> [WHAT YOU ARE ASKED TO DO]
Determine the number of lines in the listing below where the string "нового" occurs; answer with the number alone.

[start ITEMS]

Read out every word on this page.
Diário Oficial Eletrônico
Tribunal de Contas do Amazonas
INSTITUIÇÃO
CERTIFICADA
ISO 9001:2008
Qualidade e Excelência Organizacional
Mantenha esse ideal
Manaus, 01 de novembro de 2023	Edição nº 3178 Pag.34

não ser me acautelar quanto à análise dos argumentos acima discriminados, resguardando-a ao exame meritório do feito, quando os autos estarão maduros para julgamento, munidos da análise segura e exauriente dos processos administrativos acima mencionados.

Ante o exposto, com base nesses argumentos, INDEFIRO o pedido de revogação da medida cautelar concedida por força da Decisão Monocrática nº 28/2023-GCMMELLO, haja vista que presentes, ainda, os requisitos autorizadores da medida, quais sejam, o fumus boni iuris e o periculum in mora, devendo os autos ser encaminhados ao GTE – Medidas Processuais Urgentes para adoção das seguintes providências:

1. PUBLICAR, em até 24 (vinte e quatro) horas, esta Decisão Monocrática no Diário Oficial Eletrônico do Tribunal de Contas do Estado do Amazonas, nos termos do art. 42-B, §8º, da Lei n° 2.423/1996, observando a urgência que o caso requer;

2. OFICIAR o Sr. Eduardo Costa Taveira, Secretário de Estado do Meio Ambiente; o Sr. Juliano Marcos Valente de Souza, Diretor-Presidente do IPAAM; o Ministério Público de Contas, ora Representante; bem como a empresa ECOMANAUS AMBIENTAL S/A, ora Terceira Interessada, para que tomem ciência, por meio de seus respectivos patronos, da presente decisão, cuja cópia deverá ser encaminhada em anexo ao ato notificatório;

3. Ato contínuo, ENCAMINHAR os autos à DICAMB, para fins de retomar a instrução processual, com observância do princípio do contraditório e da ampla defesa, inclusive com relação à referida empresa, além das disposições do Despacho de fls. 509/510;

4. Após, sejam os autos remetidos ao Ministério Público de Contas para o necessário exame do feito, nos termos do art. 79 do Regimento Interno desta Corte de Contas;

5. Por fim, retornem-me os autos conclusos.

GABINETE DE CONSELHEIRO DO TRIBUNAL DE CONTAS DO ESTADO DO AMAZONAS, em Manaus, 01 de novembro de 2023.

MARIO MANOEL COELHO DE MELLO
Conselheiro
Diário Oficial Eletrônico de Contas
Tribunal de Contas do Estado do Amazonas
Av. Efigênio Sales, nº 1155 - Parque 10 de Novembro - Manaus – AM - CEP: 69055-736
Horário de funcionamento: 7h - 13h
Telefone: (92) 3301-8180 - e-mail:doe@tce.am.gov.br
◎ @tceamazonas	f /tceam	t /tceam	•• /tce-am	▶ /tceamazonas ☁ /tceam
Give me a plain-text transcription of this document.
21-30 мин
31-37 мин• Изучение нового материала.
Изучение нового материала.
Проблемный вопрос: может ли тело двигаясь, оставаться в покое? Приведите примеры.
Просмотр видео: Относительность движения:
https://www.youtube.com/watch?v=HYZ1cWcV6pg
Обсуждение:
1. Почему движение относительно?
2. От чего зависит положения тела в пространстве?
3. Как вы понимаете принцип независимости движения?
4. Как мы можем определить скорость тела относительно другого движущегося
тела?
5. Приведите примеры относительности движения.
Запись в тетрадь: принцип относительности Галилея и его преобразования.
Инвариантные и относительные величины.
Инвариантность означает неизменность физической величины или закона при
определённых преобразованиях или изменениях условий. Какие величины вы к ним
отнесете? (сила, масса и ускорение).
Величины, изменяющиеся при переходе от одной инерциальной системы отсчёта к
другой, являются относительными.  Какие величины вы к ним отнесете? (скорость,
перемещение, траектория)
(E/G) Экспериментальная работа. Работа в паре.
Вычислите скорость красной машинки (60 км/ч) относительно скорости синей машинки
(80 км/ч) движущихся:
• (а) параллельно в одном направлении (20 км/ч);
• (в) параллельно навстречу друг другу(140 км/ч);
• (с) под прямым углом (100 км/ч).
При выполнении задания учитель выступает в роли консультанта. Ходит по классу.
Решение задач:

[end ITEMS]

> [THE RESPONSE]
2